** begin PROVIDED DATA **

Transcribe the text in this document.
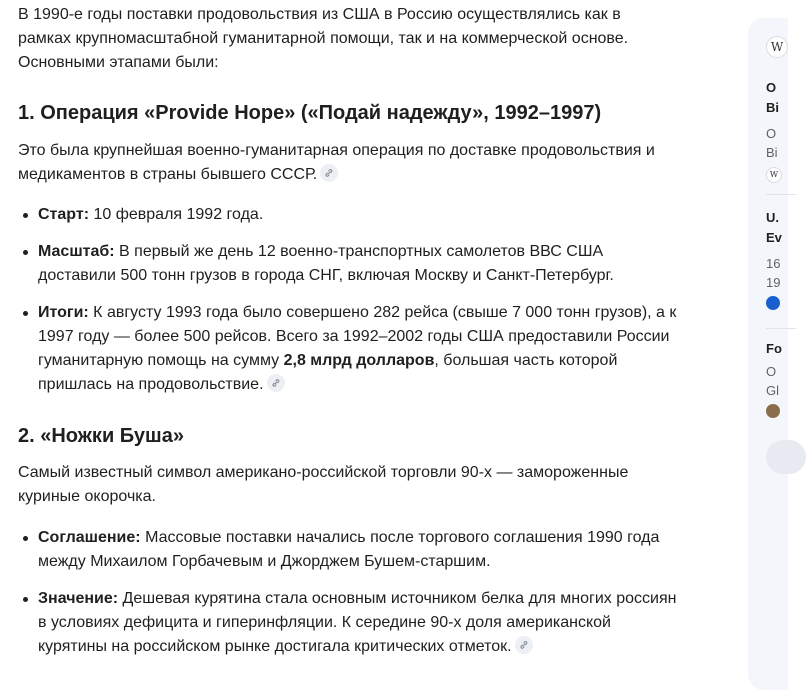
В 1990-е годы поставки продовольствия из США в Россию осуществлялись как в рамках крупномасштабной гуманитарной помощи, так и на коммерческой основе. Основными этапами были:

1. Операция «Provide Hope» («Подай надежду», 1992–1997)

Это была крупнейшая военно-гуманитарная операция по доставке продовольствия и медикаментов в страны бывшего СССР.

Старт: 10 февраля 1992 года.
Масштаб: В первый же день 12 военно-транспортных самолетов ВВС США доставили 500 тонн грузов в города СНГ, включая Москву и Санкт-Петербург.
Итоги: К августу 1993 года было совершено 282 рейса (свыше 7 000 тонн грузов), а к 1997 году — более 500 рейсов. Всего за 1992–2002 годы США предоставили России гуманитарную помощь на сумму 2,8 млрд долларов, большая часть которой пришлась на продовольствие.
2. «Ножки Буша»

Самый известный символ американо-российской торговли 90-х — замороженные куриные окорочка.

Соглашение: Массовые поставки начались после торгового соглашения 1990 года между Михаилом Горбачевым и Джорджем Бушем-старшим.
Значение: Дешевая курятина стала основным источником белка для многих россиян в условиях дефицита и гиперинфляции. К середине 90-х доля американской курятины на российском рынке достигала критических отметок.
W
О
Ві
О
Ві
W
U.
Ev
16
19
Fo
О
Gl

** end PROVIDED DATA **

PROMPT
Restate the whole of the material word for word without the pictures.

SOLUTION
Transcribe the text in this document.
В 1990-е годы поставки продовольствия из США в Россию осуществлялись как в рамках крупномасштабной гуманитарной помощи, так и на коммерческой основе. Основными этапами были:

1. Операция «Provide Hope» («Подай надежду», 1992–1997)

Это была крупнейшая военно-гуманитарная операция по доставке продовольствия и медикаментов в страны бывшего СССР.

Старт: 10 февраля 1992 года.
Масштаб: В первый же день 12 военно-транспортных самолетов ВВС США доставили 500 тонн грузов в города СНГ, включая Москву и Санкт-Петербург.
Итоги: К августу 1993 года было совершено 282 рейса (свыше 7 000 тонн грузов), а к 1997 году — более 500 рейсов. Всего за 1992–2002 годы США предоставили России гуманитарную помощь на сумму 2,8 млрд долларов, большая часть которой пришлась на продовольствие.
2. «Ножки Буша»

Самый известный символ американо-российской торговли 90-х — замороженные куриные окорочка.

Соглашение: Массовые поставки начались после торгового соглашения 1990 года между Михаилом Горбачевым и Джорджем Бушем-старшим.
Значение: Дешевая курятина стала основным источником белка для многих россиян в условиях дефицита и гиперинфляции. К середине 90-х доля американской курятины на российском рынке достигала критических отметок.
W
О
Ві
О
Ві
W
U.
Ev
16
19
Fo
О
Gl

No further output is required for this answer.